Restate each entry word for word, leaving nothing out.

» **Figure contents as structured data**

┌──

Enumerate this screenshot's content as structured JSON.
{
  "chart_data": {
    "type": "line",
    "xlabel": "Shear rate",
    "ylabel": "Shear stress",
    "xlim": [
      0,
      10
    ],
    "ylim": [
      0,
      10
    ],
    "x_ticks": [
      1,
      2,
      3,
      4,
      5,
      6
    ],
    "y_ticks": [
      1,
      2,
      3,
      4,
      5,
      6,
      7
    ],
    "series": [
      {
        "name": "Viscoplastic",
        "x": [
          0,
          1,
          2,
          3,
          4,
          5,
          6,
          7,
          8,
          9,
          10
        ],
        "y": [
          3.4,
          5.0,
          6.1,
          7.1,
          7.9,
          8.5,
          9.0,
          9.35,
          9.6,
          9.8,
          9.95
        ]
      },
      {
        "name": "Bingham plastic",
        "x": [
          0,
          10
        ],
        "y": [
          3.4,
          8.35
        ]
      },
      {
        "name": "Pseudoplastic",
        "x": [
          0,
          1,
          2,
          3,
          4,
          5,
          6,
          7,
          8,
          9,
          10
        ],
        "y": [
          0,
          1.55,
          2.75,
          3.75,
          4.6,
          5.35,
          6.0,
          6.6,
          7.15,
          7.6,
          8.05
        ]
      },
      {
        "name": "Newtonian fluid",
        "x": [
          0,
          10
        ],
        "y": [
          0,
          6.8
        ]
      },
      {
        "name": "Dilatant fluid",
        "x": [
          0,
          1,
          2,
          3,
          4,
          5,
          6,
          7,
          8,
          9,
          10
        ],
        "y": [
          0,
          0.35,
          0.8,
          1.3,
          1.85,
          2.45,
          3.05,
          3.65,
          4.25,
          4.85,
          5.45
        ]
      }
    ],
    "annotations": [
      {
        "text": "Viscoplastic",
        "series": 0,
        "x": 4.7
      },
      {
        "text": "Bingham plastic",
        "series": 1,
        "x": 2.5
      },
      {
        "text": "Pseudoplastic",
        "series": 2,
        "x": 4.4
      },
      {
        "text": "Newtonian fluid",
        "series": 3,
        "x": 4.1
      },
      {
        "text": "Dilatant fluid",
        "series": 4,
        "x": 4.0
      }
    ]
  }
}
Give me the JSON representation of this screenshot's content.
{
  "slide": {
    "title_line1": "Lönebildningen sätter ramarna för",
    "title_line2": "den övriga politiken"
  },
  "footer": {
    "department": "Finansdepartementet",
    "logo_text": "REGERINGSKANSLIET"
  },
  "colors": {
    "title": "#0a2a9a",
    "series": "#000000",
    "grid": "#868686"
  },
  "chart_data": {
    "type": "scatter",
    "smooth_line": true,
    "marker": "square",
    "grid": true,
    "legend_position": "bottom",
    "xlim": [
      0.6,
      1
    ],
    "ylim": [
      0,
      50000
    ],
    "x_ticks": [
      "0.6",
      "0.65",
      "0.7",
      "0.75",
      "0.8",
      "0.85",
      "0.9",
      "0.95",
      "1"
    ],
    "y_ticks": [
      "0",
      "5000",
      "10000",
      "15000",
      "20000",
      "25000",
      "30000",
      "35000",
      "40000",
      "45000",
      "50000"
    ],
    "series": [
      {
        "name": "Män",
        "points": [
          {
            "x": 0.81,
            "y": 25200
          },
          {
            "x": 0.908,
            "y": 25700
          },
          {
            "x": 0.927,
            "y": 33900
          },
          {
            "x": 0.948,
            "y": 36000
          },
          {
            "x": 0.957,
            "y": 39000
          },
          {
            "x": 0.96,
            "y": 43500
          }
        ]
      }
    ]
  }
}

└──

» **Finished exercise**
Enumerate this screenshot's content as structured JSON.
{
  "chart_data": {
    "type": "line",
    "xlabel": "Shear rate",
    "ylabel": "Shear stress",
    "xlim": [
      0,
      10
    ],
    "ylim": [
      0,
      10
    ],
    "x_ticks": [
      1,
      2,
      3,
      4,
      5,
      6
    ],
    "y_ticks": [
      1,
      2,
      3,
      4,
      5,
      6,
      7
    ],
    "series": [
      {
        "name": "Viscoplastic",
        "x": [
          0,
          1,
          2,
          3,
          4,
          5,
          6,
          7,
          8,
          9,
          10
        ],
        "y": [
          3.4,
          5.0,
          6.1,
          7.1,
          7.9,
          8.5,
          9.0,
          9.35,
          9.6,
          9.8,
          9.95
        ]
      },
      {
        "name": "Bingham plastic",
        "x": [
          0,
          10
        ],
        "y": [
          3.4,
          8.35
        ]
      },
      {
        "name": "Pseudoplastic",
        "x": [
          0,
          1,
          2,
          3,
          4,
          5,
          6,
          7,
          8,
          9,
          10
        ],
        "y": [
          0,
          1.55,
          2.75,
          3.75,
          4.6,
          5.35,
          6.0,
          6.6,
          7.15,
          7.6,
          8.05
        ]
      },
      {
        "name": "Newtonian fluid",
        "x": [
          0,
          10
        ],
        "y": [
          0,
          6.8
        ]
      },
      {
        "name": "Dilatant fluid",
        "x": [
          0,
          1,
          2,
          3,
          4,
          5,
          6,
          7,
          8,
          9,
          10
        ],
        "y": [
          0,
          0.35,
          0.8,
          1.3,
          1.85,
          2.45,
          3.05,
          3.65,
          4.25,
          4.85,
          5.45
        ]
      }
    ],
    "annotations": [
      {
        "text": "Viscoplastic",
        "series": 0,
        "x": 4.7
      },
      {
        "text": "Bingham plastic",
        "series": 1,
        "x": 2.5
      },
      {
        "text": "Pseudoplastic",
        "series": 2,
        "x": 4.4
      },
      {
        "text": "Newtonian fluid",
        "series": 3,
        "x": 4.1
      },
      {
        "text": "Dilatant fluid",
        "series": 4,
        "x": 4.0
      }
    ]
  }
}
Give me the JSON representation of this screenshot's content.
{
  "slide": {
    "title_line1": "Lönebildningen sätter ramarna för",
    "title_line2": "den övriga politiken"
  },
  "footer": {
    "department": "Finansdepartementet",
    "logo_text": "REGERINGSKANSLIET"
  },
  "colors": {
    "title": "#0a2a9a",
    "series": "#000000",
    "grid": "#868686"
  },
  "chart_data": {
    "type": "scatter",
    "smooth_line": true,
    "marker": "square",
    "grid": true,
    "legend_position": "bottom",
    "xlim": [
      0.6,
      1
    ],
    "ylim": [
      0,
      50000
    ],
    "x_ticks": [
      "0.6",
      "0.65",
      "0.7",
      "0.75",
      "0.8",
      "0.85",
      "0.9",
      "0.95",
      "1"
    ],
    "y_ticks": [
      "0",
      "5000",
      "10000",
      "15000",
      "20000",
      "25000",
      "30000",
      "35000",
      "40000",
      "45000",
      "50000"
    ],
    "series": [
      {
        "name": "Män",
        "points": [
          {
            "x": 0.81,
            "y": 25200
          },
          {
            "x": 0.908,
            "y": 25700
          },
          {
            "x": 0.927,
            "y": 33900
          },
          {
            "x": 0.948,
            "y": 36000
          },
          {
            "x": 0.957,
            "y": 39000
          },
          {
            "x": 0.96,
            "y": 43500
          }
        ]
      }
    ]
  }
}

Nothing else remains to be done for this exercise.